INFORMATION SHOWN START

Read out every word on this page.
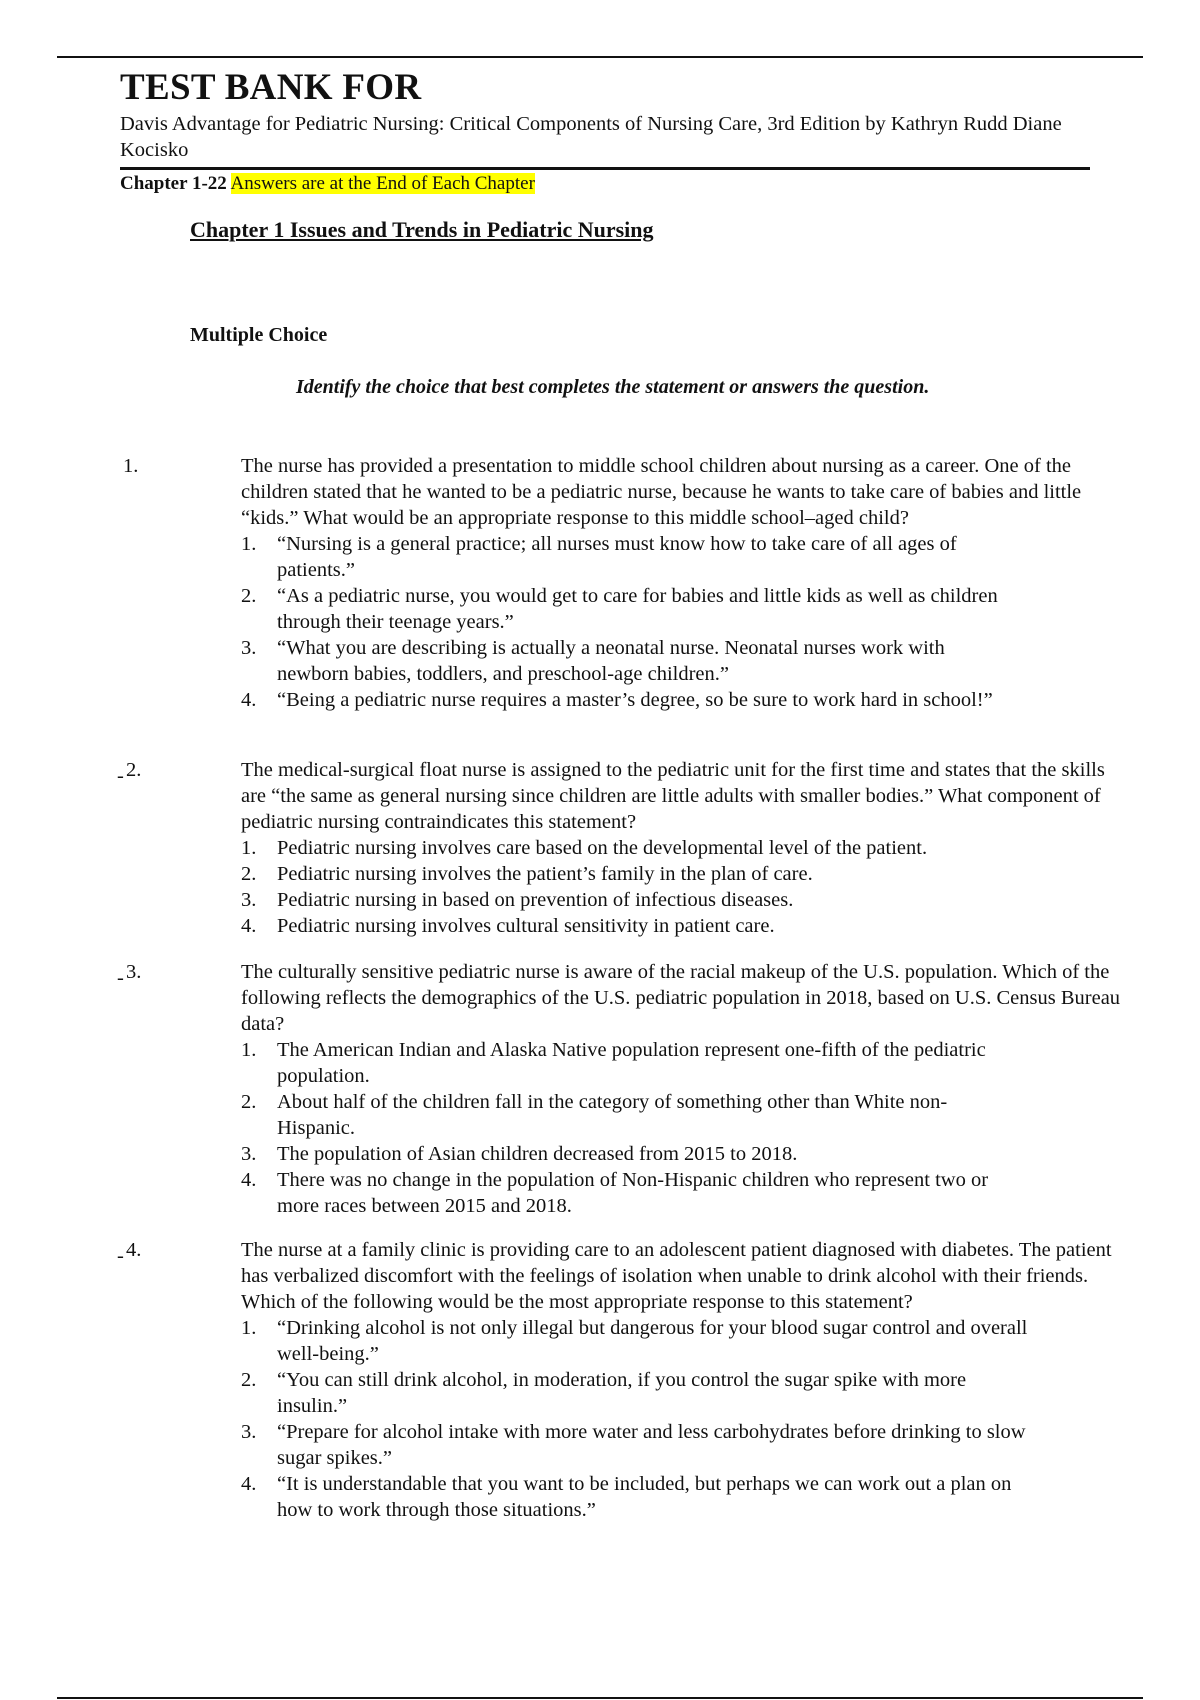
TEST BANK FOR

Davis Advantage for Pediatric Nursing: Critical Components of Nursing Care, 3rd Edition by Kathryn Rudd Diane Kocisko

Chapter 1-22 Answers are at the End of Each Chapter
Chapter 1 Issues and Trends in Pediatric Nursing
Multiple Choice

Identify the choice that best completes the statement or answers the question.

1.	The nurse has provided a presentation to middle school children about nursing as a career. One of the children stated that he wanted to be a pediatric nurse, because he wants to take care of babies and little “kids.” What would be an appropriate response to this middle school–aged child?

1. “Nursing is a general practice; all nurses must know how to take care of all ages of patients.”
2. “As a pediatric nurse, you would get to care for babies and little kids as well as children through their teenage years.”
3. “What you are describing is actually a neonatal nurse. Neonatal nurses work with newborn babies, toddlers, and preschool-age children.”
4. “Being a pediatric nurse requires a master’s degree, so be sure to work hard in school!”
- 2.	The medical-surgical float nurse is assigned to the pediatric unit for the first time and states that the skills are “the same as general nursing since children are little adults with smaller bodies.” What component of pediatric nursing contraindicates this statement?

1. Pediatric nursing involves care based on the developmental level of the patient.
2. Pediatric nursing involves the patient’s family in the plan of care.
3. Pediatric nursing in based on prevention of infectious diseases.
4. Pediatric nursing involves cultural sensitivity in patient care.
- 3.	The culturally sensitive pediatric nurse is aware of the racial makeup of the U.S. population. Which of the following reflects the demographics of the U.S. pediatric population in 2018, based on U.S. Census Bureau data?

1. The American Indian and Alaska Native population represent one-fifth of the pediatric population.
2. About half of the children fall in the category of something other than White non-Hispanic.
3. The population of Asian children decreased from 2015 to 2018.
4. There was no change in the population of Non-Hispanic children who represent two or more races between 2015 and 2018.
- 4.	The nurse at a family clinic is providing care to an adolescent patient diagnosed with diabetes. The patient has verbalized discomfort with the feelings of isolation when unable to drink alcohol with their friends. Which of the following would be the most appropriate response to this statement?

1. “Drinking alcohol is not only illegal but dangerous for your blood sugar control and overall well-being.”
2. “You can still drink alcohol, in moderation, if you control the sugar spike with more insulin.”
3. “Prepare for alcohol intake with more water and less carbohydrates before drinking to slow sugar spikes.”
4. “It is understandable that you want to be included, but perhaps we can work out a plan on how to work through those situations.”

INFORMATION SHOWN END

TASK STATEMENT = Except for the pictures, set down each line of the records exactly as it appears.

RESULT =
Read out every word on this page.
TEST BANK FOR

Davis Advantage for Pediatric Nursing: Critical Components of Nursing Care, 3rd Edition by Kathryn Rudd Diane Kocisko

Chapter 1-22 Answers are at the End of Each Chapter
Chapter 1 Issues and Trends in Pediatric Nursing
Multiple Choice

Identify the choice that best completes the statement or answers the question.

1.	The nurse has provided a presentation to middle school children about nursing as a career. One of the children stated that he wanted to be a pediatric nurse, because he wants to take care of babies and little “kids.” What would be an appropriate response to this middle school–aged child?

1. “Nursing is a general practice; all nurses must know how to take care of all ages of patients.”
2. “As a pediatric nurse, you would get to care for babies and little kids as well as children through their teenage years.”
3. “What you are describing is actually a neonatal nurse. Neonatal nurses work with newborn babies, toddlers, and preschool-age children.”
4. “Being a pediatric nurse requires a master’s degree, so be sure to work hard in school!”
- 2.	The medical-surgical float nurse is assigned to the pediatric unit for the first time and states that the skills are “the same as general nursing since children are little adults with smaller bodies.” What component of pediatric nursing contraindicates this statement?

1. Pediatric nursing involves care based on the developmental level of the patient.
2. Pediatric nursing involves the patient’s family in the plan of care.
3. Pediatric nursing in based on prevention of infectious diseases.
4. Pediatric nursing involves cultural sensitivity in patient care.
- 3.	The culturally sensitive pediatric nurse is aware of the racial makeup of the U.S. population. Which of the following reflects the demographics of the U.S. pediatric population in 2018, based on U.S. Census Bureau data?

1. The American Indian and Alaska Native population represent one-fifth of the pediatric population.
2. About half of the children fall in the category of something other than White non-Hispanic.
3. The population of Asian children decreased from 2015 to 2018.
4. There was no change in the population of Non-Hispanic children who represent two or more races between 2015 and 2018.
- 4.	The nurse at a family clinic is providing care to an adolescent patient diagnosed with diabetes. The patient has verbalized discomfort with the feelings of isolation when unable to drink alcohol with their friends. Which of the following would be the most appropriate response to this statement?

1. “Drinking alcohol is not only illegal but dangerous for your blood sugar control and overall well-being.”
2. “You can still drink alcohol, in moderation, if you control the sugar spike with more insulin.”
3. “Prepare for alcohol intake with more water and less carbohydrates before drinking to slow sugar spikes.”
4. “It is understandable that you want to be included, but perhaps we can work out a plan on how to work through those situations.”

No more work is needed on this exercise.